Exercise description:
All of the material below is to be restated word for word, apart from the pictures.

Record excerpts:
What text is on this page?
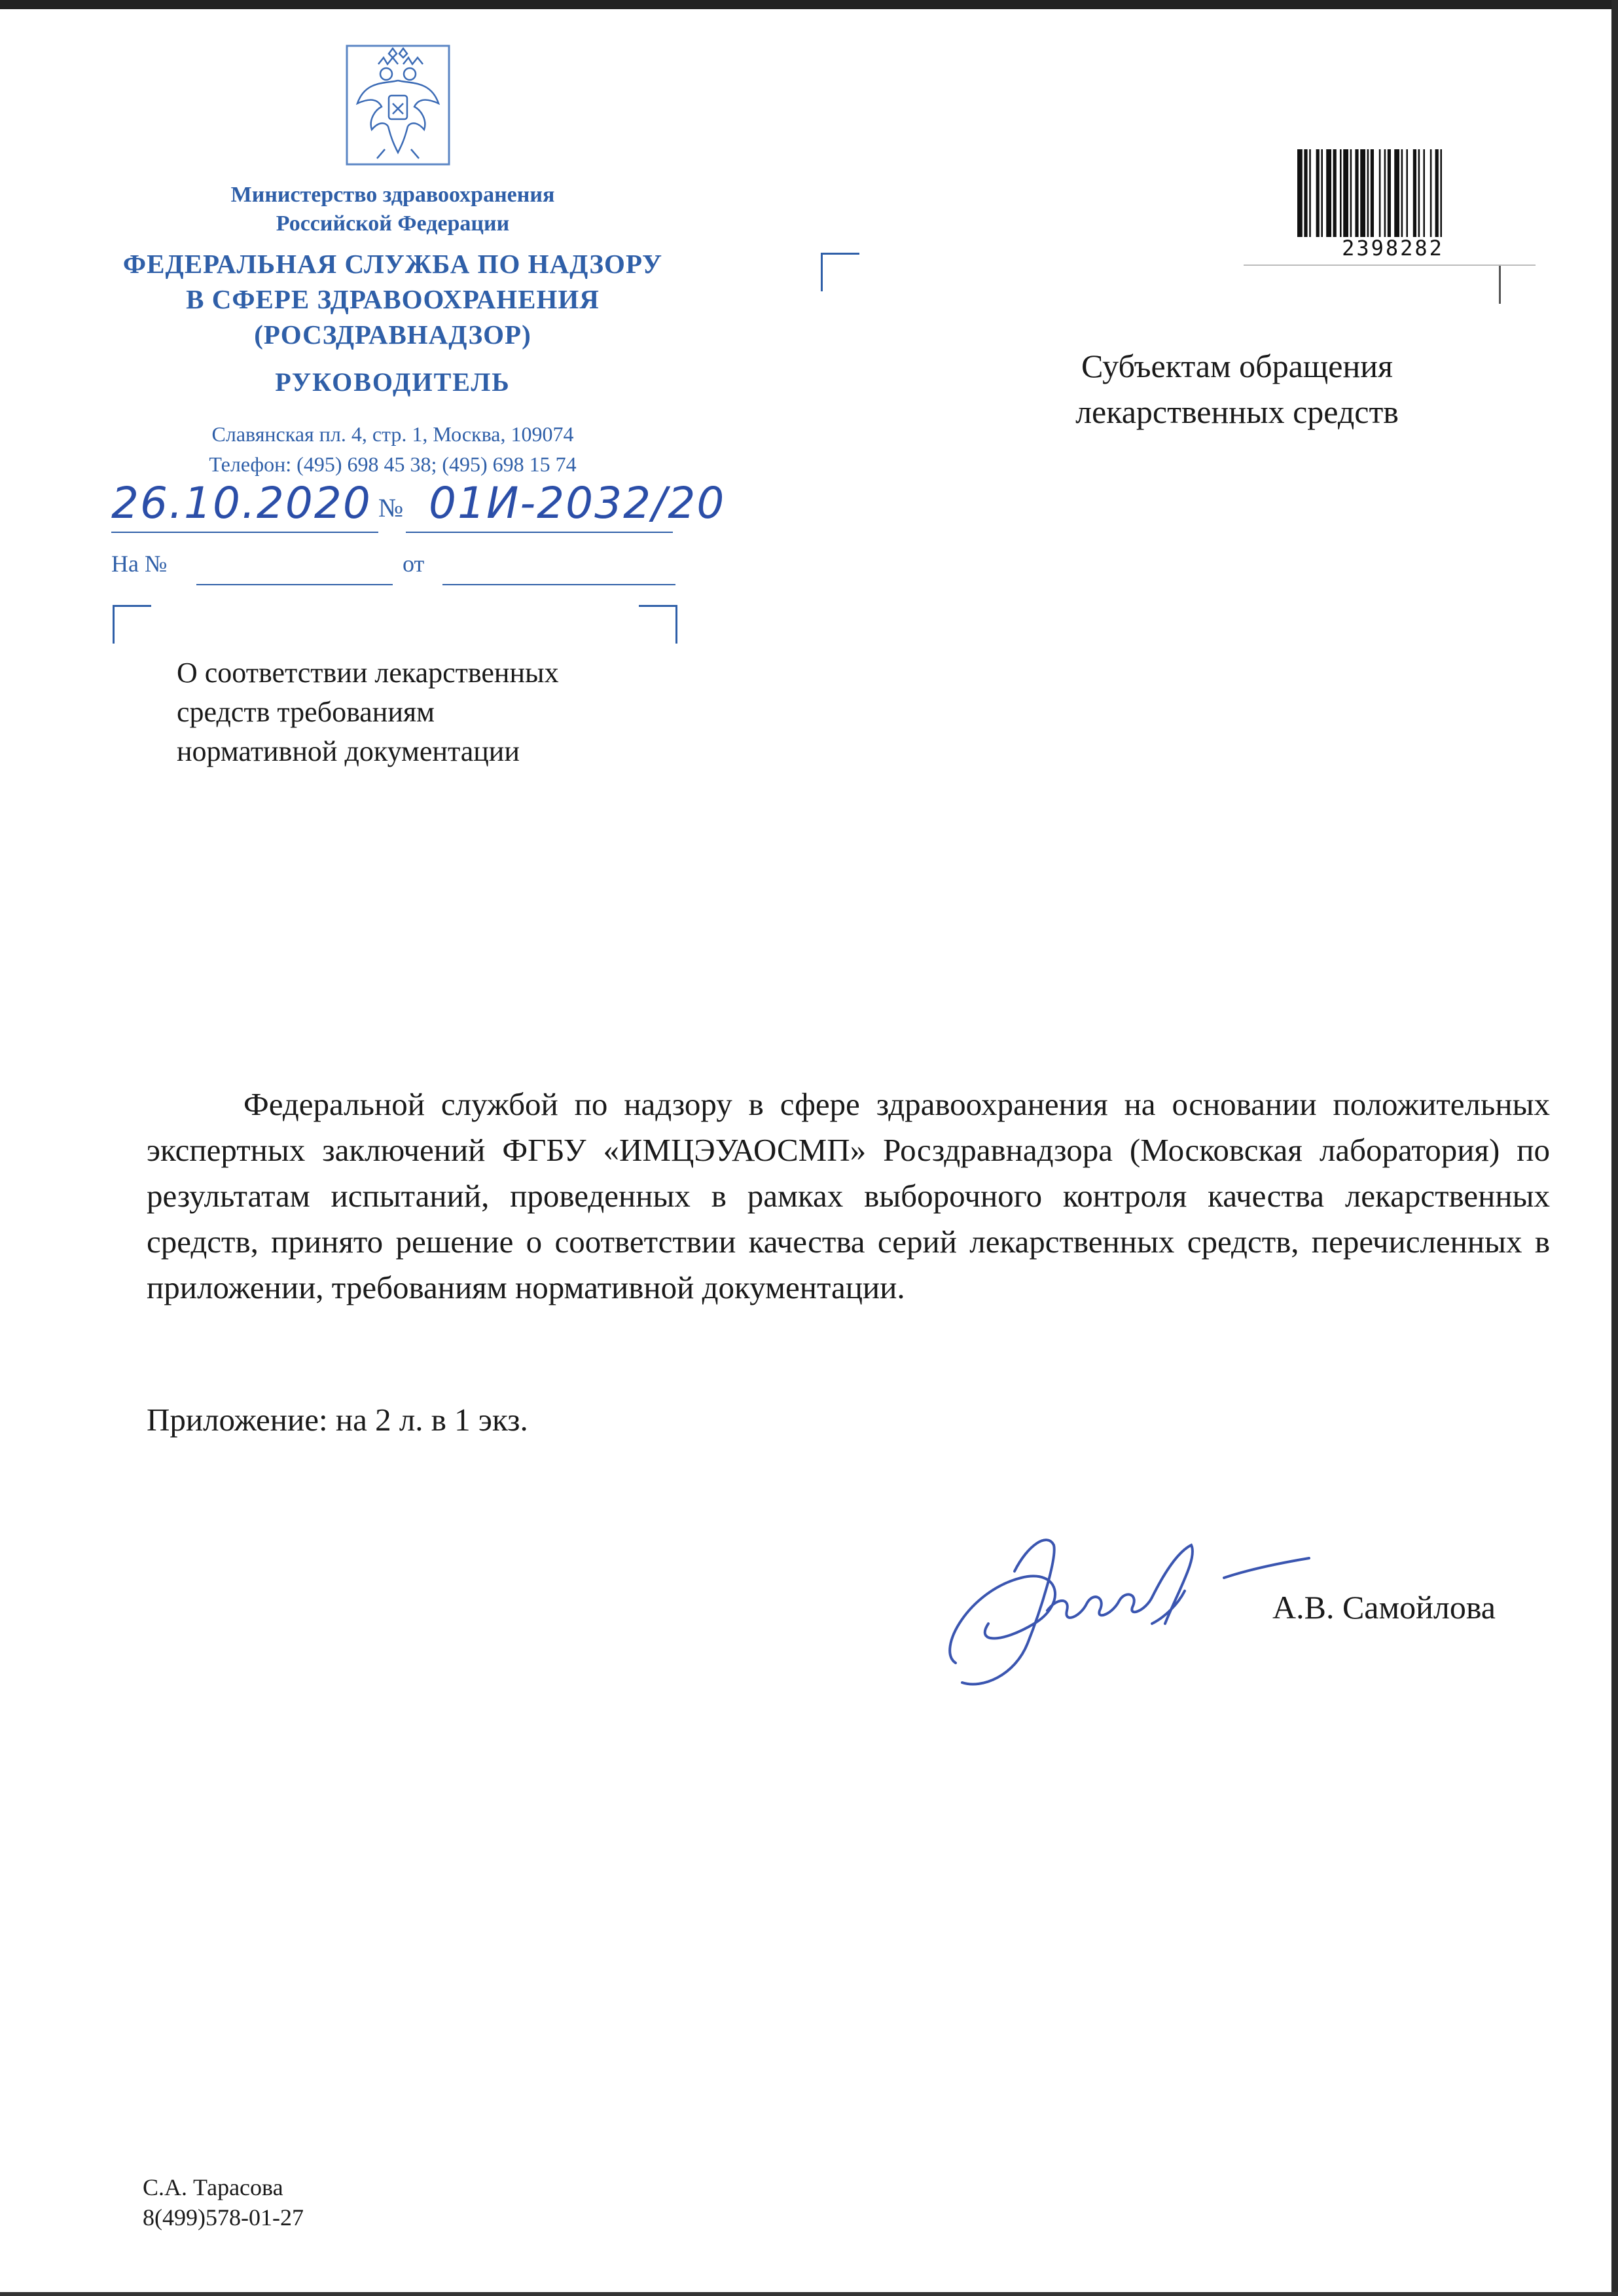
Министерство здравоохранения
Российской Федерации
ФЕДЕРАЛЬНАЯ СЛУЖБА ПО НАДЗОРУ
В СФЕРЕ ЗДРАВООХРАНЕНИЯ
(РОСЗДРАВНАДЗОР)
РУКОВОДИТЕЛЬ
Славянская пл. 4, стр. 1, Москва, 109074
Телефон: (495) 698 45 38; (495) 698 15 74
26.10.2020 № 01И-2032/20
На №	от
О соответствии лекарственных
средств требованиям
нормативной документации
2398282
Субъектам обращения
лекарственных средств
Федеральной службой по надзору в сфере здравоохранения на основании положительных экспертных заключений ФГБУ «ИМЦЭУАОСМП» Росздравнадзора (Московская лаборатория) по результатам испытаний, проведенных в рамках выборочного контроля качества лекарственных средств, принято решение о соответствии качества серий лекарственных средств, перечисленных в приложении, требованиям нормативной документации.
Приложение: на 2 л. в 1 экз.
А.В. Самойлова
С.А. Тарасова
8(499)578-01-27
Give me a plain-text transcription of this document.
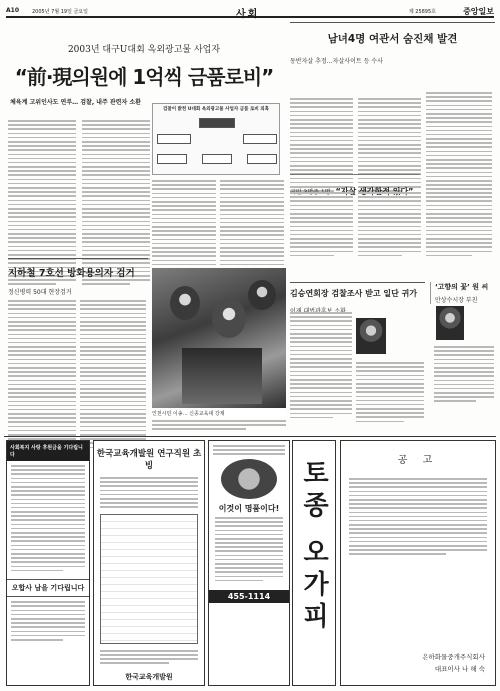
A10	2005년 7월 19일 금요일	사회	제 25895호	중앙일보
2003년 대구U대회 옥외광고물 사업자
“前·現의원에 1억씩 금품로비”
체육계 고위인사도 연루… 검찰, 내주 관련자 소환
검찰이 밝힌 U대회 옥외광고물 사업자 금품 로비 의혹
남녀4명 여관서 숨진채 발견
동반자살 추정…자살사이트 등 수사
지하철 7호선 방화용의자 검거
정신병력 50대 현장검거
인천시민 이송… 신종교육대 강제
김승연회장 검찰조사 받고 일단 귀가
‘고향의 꽃’ 원 씨
안상수시장 부친
사회복지 사랑 후원금을 기다립니다
오합사 남을 기다립니다
한국교육개발원 연구직원 초빙
한국교육개발원
이것이 명품이다!
455-1114	토종 오가피	공 고
은하화물중개주식회사
대표이사 나 해 숙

Solution for this problem:
What text is on this page?
Министерство здравоохранения
Российской Федерации
ФЕДЕРАЛЬНАЯ СЛУЖБА ПО НАДЗОРУ
В СФЕРЕ ЗДРАВООХРАНЕНИЯ
(РОСЗДРАВНАДЗОР)
РУКОВОДИТЕЛЬ
Славянская пл. 4, стр. 1, Москва, 109074
Телефон: (495) 698 45 38; (495) 698 15 74
26.10.2020 № 01И-2032/20
На №	от
О соответствии лекарственных
средств требованиям
нормативной документации
2398282
Субъектам обращения
лекарственных средств
Федеральной службой по надзору в сфере здравоохранения на основании положительных экспертных заключений ФГБУ «ИМЦЭУАОСМП» Росздравнадзора (Московская лаборатория) по результатам испытаний, проведенных в рамках выборочного контроля качества лекарственных средств, принято решение о соответствии качества серий лекарственных средств, перечисленных в приложении, требованиям нормативной документации.
Приложение: на 2 л. в 1 экз.
А.В. Самойлова
С.А. Тарасова
8(499)578-01-27
Give me a plain-text transcription of this document.
A10	2005년 7월 19일 금요일	사회	제 25895호	중앙일보
2003년 대구U대회 옥외광고물 사업자
“前·現의원에 1억씩 금품로비”
체육계 고위인사도 연루… 검찰, 내주 관련자 소환
검찰이 밝힌 U대회 옥외광고물 사업자 금품 로비 의혹
남녀4명 여관서 숨진채 발견
동반자살 추정…자살사이트 등 수사
지하철 7호선 방화용의자 검거
정신병력 50대 현장검거
인천시민 이송… 신종교육대 강제
김승연회장 검찰조사 받고 일단 귀가
‘고향의 꽃’ 원 씨
안상수시장 부친
사회복지 사랑 후원금을 기다립니다
오합사 남을 기다립니다
한국교육개발원 연구직원 초빙
한국교육개발원
이것이 명품이다!
455-1114	토종 오가피	공 고
은하화물중개주식회사
대표이사 나 해 숙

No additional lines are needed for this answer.